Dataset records

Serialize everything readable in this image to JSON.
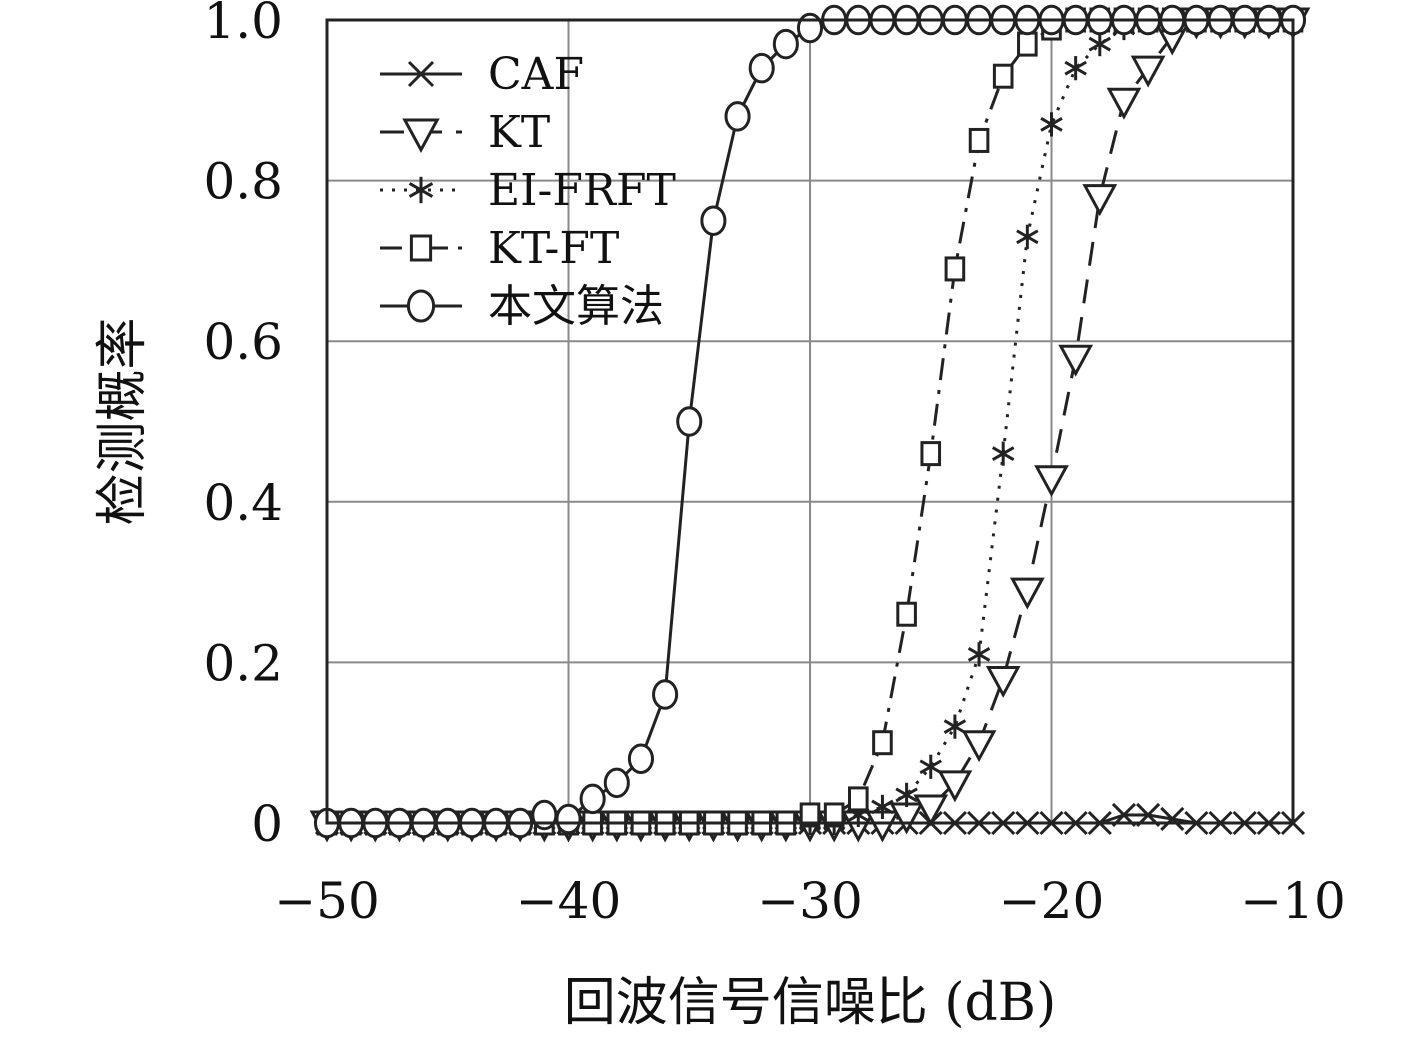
{
  "chart_data": {
    "type": "line",
    "title": "",
    "xlabel": "回波信号信噪比 (dB)",
    "ylabel": "检测概率",
    "xlim": [
      -50,
      -10
    ],
    "ylim": [
      0,
      1.0
    ],
    "x_ticks": [
      -50,
      -40,
      -30,
      -20,
      -10
    ],
    "x_tick_labels": [
      "−50",
      "−40",
      "−30",
      "−20",
      "−10"
    ],
    "y_ticks": [
      0,
      0.2,
      0.4,
      0.6,
      0.8,
      1.0
    ],
    "y_tick_labels": [
      "0",
      "0.2",
      "0.4",
      "0.6",
      "0.8",
      "1.0"
    ],
    "grid": true,
    "legend_position": "top-left",
    "series": [
      {
        "name": "CAF",
        "marker": "x",
        "line": "solid",
        "x": [
          -50,
          -49,
          -48,
          -47,
          -46,
          -45,
          -44,
          -43,
          -42,
          -41,
          -40,
          -39,
          -38,
          -37,
          -36,
          -35,
          -34,
          -33,
          -32,
          -31,
          -30,
          -29,
          -28,
          -27,
          -26,
          -25,
          -24,
          -23,
          -22,
          -21,
          -20,
          -19,
          -18,
          -17,
          -16,
          -15,
          -14,
          -13,
          -12,
          -11,
          -10
        ],
        "y": [
          0,
          0,
          0,
          0,
          0,
          0,
          0,
          0,
          0,
          0,
          0,
          0,
          0,
          0,
          0,
          0,
          0,
          0,
          0,
          0,
          0,
          0,
          0,
          0,
          0,
          0,
          0,
          0,
          0,
          0,
          0,
          0,
          0,
          0.01,
          0.01,
          0.005,
          0,
          0,
          0,
          0,
          0
        ]
      },
      {
        "name": "KT",
        "marker": "triangle-down",
        "line": "dashed",
        "x": [
          -50,
          -49,
          -48,
          -47,
          -46,
          -45,
          -44,
          -43,
          -42,
          -41,
          -40,
          -39,
          -38,
          -37,
          -36,
          -35,
          -34,
          -33,
          -32,
          -31,
          -30,
          -29,
          -28,
          -27,
          -26,
          -25,
          -24,
          -23,
          -22,
          -21,
          -20,
          -19,
          -18,
          -17,
          -16,
          -15,
          -14,
          -13,
          -12,
          -11,
          -10
        ],
        "y": [
          0,
          0,
          0,
          0,
          0,
          0,
          0,
          0,
          0,
          0,
          0,
          0,
          0,
          0,
          0,
          0,
          0,
          0,
          0,
          0,
          0,
          0,
          0,
          0,
          0.01,
          0.02,
          0.05,
          0.1,
          0.18,
          0.29,
          0.43,
          0.58,
          0.78,
          0.9,
          0.94,
          0.98,
          1.0,
          1.0,
          1.0,
          1.0,
          1.0
        ]
      },
      {
        "name": "EI-FRFT",
        "marker": "asterisk",
        "line": "dotted",
        "x": [
          -50,
          -49,
          -48,
          -47,
          -46,
          -45,
          -44,
          -43,
          -42,
          -41,
          -40,
          -39,
          -38,
          -37,
          -36,
          -35,
          -34,
          -33,
          -32,
          -31,
          -30,
          -29,
          -28,
          -27,
          -26,
          -25,
          -24,
          -23,
          -22,
          -21,
          -20,
          -19,
          -18,
          -17,
          -16,
          -15,
          -14,
          -13,
          -12,
          -11,
          -10
        ],
        "y": [
          0,
          0,
          0,
          0,
          0,
          0,
          0,
          0,
          0,
          0,
          0,
          0,
          0,
          0,
          0,
          0,
          0,
          0,
          0,
          0,
          0,
          0,
          0.01,
          0.02,
          0.035,
          0.07,
          0.12,
          0.21,
          0.46,
          0.73,
          0.87,
          0.94,
          0.97,
          0.99,
          1.0,
          1.0,
          1.0,
          1.0,
          1.0,
          1.0,
          1.0
        ]
      },
      {
        "name": "KT-FT",
        "marker": "square",
        "line": "dashdot",
        "x": [
          -50,
          -49,
          -48,
          -47,
          -46,
          -45,
          -44,
          -43,
          -42,
          -41,
          -40,
          -39,
          -38,
          -37,
          -36,
          -35,
          -34,
          -33,
          -32,
          -31,
          -30,
          -29,
          -28,
          -27,
          -26,
          -25,
          -24,
          -23,
          -22,
          -21,
          -20,
          -19,
          -18,
          -17,
          -16,
          -15,
          -14,
          -13,
          -12,
          -11,
          -10
        ],
        "y": [
          0,
          0,
          0,
          0,
          0,
          0,
          0,
          0,
          0,
          0,
          0,
          0,
          0,
          0,
          0,
          0,
          0,
          0,
          0,
          0,
          0.01,
          0.01,
          0.03,
          0.1,
          0.26,
          0.46,
          0.69,
          0.85,
          0.93,
          0.97,
          0.99,
          1.0,
          1.0,
          1.0,
          1.0,
          1.0,
          1.0,
          1.0,
          1.0,
          1.0,
          1.0
        ]
      },
      {
        "name": "本文算法",
        "marker": "circle",
        "line": "solid",
        "x": [
          -50,
          -49,
          -48,
          -47,
          -46,
          -45,
          -44,
          -43,
          -42,
          -41,
          -40,
          -39,
          -38,
          -37,
          -36,
          -35,
          -34,
          -33,
          -32,
          -31,
          -30,
          -29,
          -28,
          -27,
          -26,
          -25,
          -24,
          -23,
          -22,
          -21,
          -20,
          -19,
          -18,
          -17,
          -16,
          -15,
          -14,
          -13,
          -12,
          -11,
          -10
        ],
        "y": [
          0,
          0,
          0,
          0,
          0,
          0,
          0,
          0,
          0,
          0.01,
          0.005,
          0.03,
          0.05,
          0.08,
          0.16,
          0.5,
          0.75,
          0.88,
          0.94,
          0.97,
          0.99,
          1.0,
          1.0,
          1.0,
          1.0,
          1.0,
          1.0,
          1.0,
          1.0,
          1.0,
          1.0,
          1.0,
          1.0,
          1.0,
          1.0,
          1.0,
          1.0,
          1.0,
          1.0,
          1.0,
          1.0
        ]
      }
    ]
  }
}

**Task requirements:** Return each full line of the entries that contains the word "marker".

**Written response:**
        "marker": "x",
        "marker": "triangle-down",
        "marker": "asterisk",
        "marker": "square",
        "marker": "circle",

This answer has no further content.